### Exercise
Gather all lines from the material that contain the word "JSON".

— start Data —

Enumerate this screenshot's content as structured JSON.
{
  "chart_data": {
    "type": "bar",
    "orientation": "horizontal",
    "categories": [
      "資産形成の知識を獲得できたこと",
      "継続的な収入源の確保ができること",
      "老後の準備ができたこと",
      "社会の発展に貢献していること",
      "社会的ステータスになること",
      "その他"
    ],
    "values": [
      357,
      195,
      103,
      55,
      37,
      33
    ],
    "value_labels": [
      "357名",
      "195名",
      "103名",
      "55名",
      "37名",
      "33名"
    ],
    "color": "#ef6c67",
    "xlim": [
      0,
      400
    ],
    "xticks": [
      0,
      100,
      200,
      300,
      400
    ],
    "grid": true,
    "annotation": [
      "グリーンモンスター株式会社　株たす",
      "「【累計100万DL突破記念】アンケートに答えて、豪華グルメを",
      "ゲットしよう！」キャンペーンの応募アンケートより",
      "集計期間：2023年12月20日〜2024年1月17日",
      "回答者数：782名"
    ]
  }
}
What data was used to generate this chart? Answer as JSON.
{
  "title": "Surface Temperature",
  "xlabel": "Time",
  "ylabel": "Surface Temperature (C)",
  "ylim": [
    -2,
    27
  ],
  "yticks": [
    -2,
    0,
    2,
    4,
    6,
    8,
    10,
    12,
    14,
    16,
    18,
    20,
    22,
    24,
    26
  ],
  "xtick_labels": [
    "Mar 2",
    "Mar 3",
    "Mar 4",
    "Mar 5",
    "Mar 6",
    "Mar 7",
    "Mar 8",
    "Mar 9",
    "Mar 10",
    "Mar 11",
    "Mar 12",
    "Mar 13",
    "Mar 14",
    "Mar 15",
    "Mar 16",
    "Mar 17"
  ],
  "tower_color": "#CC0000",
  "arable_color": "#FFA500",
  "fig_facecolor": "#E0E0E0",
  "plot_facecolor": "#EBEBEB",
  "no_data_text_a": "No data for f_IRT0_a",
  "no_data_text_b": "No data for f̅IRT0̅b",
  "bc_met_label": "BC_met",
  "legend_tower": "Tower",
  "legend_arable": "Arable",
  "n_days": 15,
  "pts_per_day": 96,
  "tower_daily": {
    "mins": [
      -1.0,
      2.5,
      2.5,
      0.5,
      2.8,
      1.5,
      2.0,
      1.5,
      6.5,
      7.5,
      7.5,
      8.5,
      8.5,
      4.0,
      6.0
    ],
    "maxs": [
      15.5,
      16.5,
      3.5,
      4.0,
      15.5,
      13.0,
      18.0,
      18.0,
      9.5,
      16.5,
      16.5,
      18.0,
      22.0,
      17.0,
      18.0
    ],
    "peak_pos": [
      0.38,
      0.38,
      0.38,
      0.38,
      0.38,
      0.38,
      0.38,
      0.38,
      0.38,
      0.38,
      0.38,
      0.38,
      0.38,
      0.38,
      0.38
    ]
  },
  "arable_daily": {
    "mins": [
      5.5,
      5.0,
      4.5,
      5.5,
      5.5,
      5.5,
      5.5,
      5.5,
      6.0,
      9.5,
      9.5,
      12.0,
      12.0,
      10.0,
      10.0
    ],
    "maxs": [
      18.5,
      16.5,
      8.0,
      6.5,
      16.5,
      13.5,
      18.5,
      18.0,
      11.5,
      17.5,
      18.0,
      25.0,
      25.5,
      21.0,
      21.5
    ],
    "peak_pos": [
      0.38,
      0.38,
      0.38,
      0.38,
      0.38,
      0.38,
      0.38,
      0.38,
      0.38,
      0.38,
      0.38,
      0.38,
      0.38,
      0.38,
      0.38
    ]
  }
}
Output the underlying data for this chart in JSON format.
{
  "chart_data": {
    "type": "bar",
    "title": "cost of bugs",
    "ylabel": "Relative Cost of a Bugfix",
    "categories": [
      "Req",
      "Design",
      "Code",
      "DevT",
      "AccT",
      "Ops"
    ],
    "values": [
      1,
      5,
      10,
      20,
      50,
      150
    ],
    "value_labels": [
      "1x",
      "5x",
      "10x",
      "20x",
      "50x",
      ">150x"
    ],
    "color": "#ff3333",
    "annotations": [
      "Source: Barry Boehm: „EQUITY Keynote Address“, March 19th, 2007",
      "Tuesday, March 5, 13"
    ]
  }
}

— end Data —

### Response
Enumerate this screenshot's content as structured JSON.
What data was used to generate this chart? Answer as JSON.
Output the underlying data for this chart in JSON format.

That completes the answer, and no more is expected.